▶ [Objective]:
Scan the data below for the string "true". Show every line where it turns up.

▶ [Data items]:
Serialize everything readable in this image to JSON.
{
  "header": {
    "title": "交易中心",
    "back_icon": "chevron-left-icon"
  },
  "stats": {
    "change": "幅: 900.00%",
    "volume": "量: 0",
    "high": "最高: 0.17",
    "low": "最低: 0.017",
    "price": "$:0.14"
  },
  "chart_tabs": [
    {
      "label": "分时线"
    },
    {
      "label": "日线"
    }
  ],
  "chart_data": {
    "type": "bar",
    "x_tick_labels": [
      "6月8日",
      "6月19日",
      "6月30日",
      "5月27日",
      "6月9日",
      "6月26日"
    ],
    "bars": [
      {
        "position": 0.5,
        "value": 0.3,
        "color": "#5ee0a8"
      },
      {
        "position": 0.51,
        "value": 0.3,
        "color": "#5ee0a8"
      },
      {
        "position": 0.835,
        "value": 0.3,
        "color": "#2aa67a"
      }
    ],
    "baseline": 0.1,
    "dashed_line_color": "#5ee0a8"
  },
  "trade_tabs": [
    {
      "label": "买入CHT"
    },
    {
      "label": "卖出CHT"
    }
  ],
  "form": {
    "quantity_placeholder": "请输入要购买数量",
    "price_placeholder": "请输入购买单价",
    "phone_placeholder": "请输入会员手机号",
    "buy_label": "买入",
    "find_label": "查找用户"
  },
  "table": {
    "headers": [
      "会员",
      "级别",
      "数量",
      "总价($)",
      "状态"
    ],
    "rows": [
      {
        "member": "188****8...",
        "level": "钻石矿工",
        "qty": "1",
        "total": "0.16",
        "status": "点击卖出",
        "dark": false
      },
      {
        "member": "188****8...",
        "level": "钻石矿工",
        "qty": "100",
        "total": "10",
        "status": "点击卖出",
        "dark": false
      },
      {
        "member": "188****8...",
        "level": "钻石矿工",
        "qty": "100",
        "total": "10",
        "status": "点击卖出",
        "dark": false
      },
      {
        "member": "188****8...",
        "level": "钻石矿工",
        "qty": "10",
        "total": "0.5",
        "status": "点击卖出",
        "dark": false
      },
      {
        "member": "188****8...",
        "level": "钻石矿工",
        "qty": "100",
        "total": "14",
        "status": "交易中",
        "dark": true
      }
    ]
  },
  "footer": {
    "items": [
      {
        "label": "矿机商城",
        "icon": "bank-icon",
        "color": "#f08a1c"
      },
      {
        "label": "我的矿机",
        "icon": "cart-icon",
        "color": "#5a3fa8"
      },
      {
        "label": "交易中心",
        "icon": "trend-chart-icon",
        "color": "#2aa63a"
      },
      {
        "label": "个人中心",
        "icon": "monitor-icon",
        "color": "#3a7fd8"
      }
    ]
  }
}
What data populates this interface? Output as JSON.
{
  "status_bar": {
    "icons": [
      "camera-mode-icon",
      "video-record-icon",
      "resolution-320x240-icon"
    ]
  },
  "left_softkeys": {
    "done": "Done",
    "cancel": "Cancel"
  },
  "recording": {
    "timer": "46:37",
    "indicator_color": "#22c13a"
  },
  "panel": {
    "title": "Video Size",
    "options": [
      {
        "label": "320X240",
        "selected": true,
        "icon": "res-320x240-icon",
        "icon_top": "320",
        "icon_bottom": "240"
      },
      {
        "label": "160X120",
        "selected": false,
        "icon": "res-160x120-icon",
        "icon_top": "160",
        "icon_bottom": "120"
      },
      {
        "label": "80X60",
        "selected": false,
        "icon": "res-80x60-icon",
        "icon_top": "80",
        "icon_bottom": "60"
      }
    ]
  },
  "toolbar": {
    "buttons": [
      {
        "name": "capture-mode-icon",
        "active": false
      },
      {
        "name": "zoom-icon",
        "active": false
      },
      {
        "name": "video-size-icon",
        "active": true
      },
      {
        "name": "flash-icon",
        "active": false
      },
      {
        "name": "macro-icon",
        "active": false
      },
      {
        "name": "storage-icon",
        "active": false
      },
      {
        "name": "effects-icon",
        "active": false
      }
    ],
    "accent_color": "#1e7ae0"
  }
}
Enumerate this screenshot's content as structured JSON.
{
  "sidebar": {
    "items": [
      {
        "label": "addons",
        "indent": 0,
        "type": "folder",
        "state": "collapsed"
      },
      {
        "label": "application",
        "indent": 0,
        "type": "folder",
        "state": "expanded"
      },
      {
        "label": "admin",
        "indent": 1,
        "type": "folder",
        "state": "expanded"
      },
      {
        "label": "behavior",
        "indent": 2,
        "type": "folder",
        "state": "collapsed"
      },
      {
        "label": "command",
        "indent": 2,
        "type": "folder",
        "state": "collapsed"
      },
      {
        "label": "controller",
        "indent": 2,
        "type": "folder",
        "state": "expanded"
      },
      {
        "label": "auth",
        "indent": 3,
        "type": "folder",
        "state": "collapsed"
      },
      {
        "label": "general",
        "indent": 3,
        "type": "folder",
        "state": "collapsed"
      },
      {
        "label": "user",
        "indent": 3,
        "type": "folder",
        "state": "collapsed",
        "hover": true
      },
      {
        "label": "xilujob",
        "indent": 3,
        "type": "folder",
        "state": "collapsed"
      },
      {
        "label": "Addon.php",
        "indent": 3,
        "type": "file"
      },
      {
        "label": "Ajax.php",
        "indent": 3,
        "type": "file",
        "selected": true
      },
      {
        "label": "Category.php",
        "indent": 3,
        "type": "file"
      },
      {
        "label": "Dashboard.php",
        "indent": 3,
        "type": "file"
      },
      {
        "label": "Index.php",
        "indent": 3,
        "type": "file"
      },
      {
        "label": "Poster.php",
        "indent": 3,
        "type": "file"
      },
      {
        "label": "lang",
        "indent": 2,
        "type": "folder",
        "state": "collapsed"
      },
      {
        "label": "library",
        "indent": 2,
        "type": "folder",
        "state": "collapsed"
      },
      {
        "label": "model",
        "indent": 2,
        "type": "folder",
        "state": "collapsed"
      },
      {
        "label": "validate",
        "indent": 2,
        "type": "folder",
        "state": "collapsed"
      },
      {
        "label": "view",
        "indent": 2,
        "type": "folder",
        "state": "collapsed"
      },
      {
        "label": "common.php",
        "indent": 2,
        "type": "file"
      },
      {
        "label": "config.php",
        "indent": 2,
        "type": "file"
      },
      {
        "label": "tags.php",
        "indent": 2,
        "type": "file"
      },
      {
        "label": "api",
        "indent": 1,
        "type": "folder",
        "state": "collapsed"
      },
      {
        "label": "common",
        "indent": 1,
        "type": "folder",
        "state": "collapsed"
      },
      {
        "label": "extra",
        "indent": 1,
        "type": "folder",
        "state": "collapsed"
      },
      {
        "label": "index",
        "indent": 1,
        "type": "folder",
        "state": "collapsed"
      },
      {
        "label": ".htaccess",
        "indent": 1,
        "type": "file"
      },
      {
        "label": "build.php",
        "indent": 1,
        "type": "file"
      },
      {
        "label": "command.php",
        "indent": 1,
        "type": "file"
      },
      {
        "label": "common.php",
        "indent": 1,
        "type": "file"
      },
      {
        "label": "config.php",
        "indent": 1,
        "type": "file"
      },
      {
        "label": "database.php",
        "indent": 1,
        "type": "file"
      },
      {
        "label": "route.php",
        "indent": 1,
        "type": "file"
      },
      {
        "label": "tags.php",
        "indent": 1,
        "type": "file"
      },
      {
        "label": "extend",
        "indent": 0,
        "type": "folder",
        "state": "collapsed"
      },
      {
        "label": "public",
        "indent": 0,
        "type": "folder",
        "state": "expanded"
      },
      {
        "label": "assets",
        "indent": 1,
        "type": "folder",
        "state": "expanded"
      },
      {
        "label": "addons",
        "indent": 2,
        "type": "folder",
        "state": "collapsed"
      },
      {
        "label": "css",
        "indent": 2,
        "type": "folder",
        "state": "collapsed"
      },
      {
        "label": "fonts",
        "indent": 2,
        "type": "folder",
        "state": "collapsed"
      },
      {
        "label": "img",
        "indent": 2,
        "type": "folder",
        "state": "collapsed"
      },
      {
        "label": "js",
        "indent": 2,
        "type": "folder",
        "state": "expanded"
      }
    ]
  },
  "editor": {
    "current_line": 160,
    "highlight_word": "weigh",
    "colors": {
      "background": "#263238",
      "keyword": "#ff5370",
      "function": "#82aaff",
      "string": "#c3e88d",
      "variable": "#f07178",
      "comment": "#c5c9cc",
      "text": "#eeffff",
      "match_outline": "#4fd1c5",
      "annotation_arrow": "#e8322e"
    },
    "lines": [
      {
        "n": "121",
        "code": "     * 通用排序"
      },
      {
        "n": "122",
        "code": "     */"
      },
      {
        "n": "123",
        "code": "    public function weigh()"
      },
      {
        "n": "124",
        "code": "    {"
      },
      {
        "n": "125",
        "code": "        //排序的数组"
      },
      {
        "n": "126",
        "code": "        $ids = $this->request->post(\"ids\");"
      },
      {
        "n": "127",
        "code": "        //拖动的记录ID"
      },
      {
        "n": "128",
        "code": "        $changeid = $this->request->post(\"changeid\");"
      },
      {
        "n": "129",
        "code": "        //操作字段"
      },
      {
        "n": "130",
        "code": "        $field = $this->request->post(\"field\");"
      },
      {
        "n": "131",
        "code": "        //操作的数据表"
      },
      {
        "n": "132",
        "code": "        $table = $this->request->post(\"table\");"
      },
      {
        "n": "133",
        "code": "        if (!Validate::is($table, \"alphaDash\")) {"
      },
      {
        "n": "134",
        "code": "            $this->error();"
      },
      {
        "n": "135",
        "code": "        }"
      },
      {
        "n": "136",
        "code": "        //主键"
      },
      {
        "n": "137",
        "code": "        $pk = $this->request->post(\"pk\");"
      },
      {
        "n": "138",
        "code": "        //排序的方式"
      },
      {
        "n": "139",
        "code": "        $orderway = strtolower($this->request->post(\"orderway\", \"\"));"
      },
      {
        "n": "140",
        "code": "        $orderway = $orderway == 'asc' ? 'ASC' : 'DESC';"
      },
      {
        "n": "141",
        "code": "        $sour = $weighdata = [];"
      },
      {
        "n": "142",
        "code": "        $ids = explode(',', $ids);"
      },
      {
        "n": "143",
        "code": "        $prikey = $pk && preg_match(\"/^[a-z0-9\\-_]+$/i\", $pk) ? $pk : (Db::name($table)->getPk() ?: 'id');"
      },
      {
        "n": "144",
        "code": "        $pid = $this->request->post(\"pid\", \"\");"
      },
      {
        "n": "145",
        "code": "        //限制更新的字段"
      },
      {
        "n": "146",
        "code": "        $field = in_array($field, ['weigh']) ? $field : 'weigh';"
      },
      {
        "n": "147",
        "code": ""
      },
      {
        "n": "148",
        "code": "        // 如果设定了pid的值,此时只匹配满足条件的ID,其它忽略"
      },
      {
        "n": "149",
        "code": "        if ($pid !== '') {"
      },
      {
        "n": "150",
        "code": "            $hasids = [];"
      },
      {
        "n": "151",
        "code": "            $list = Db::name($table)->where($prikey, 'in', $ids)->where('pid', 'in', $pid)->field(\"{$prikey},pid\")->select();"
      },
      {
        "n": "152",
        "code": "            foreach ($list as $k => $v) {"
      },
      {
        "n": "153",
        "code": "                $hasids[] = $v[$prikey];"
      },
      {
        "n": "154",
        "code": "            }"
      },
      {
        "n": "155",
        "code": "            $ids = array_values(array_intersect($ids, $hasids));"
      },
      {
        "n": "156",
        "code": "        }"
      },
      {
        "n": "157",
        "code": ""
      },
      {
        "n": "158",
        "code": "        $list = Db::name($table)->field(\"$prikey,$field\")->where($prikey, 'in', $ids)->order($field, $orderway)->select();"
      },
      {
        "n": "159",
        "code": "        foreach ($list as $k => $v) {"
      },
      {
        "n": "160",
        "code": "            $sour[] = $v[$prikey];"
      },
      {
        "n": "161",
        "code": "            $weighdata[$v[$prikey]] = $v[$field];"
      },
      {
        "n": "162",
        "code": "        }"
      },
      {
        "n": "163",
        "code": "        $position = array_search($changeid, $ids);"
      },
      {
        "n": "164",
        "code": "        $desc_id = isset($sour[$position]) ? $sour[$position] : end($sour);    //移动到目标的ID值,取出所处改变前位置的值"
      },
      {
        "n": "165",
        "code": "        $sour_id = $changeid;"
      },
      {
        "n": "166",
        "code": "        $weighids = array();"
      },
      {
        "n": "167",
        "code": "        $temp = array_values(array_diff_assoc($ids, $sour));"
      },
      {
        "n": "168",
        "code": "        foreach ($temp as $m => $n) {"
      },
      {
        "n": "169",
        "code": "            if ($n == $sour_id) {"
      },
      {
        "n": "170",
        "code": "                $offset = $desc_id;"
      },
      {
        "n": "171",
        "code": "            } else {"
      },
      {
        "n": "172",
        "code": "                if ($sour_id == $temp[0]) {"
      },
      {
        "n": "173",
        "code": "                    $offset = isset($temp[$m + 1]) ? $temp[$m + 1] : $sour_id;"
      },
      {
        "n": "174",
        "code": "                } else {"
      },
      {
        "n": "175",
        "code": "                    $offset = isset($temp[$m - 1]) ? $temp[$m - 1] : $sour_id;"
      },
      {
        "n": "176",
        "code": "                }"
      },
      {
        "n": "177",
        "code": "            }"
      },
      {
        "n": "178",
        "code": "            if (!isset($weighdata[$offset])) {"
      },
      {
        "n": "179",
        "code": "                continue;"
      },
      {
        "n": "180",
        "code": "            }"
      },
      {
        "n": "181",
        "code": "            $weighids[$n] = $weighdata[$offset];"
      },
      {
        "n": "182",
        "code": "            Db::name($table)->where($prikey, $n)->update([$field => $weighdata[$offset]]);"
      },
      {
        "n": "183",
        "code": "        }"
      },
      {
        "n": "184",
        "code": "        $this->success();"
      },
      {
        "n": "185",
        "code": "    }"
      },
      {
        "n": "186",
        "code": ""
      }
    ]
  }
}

▶ [Final result]:
        "dark": true
        "selected": true,
        "active": true
        "hover": true
        "selected": true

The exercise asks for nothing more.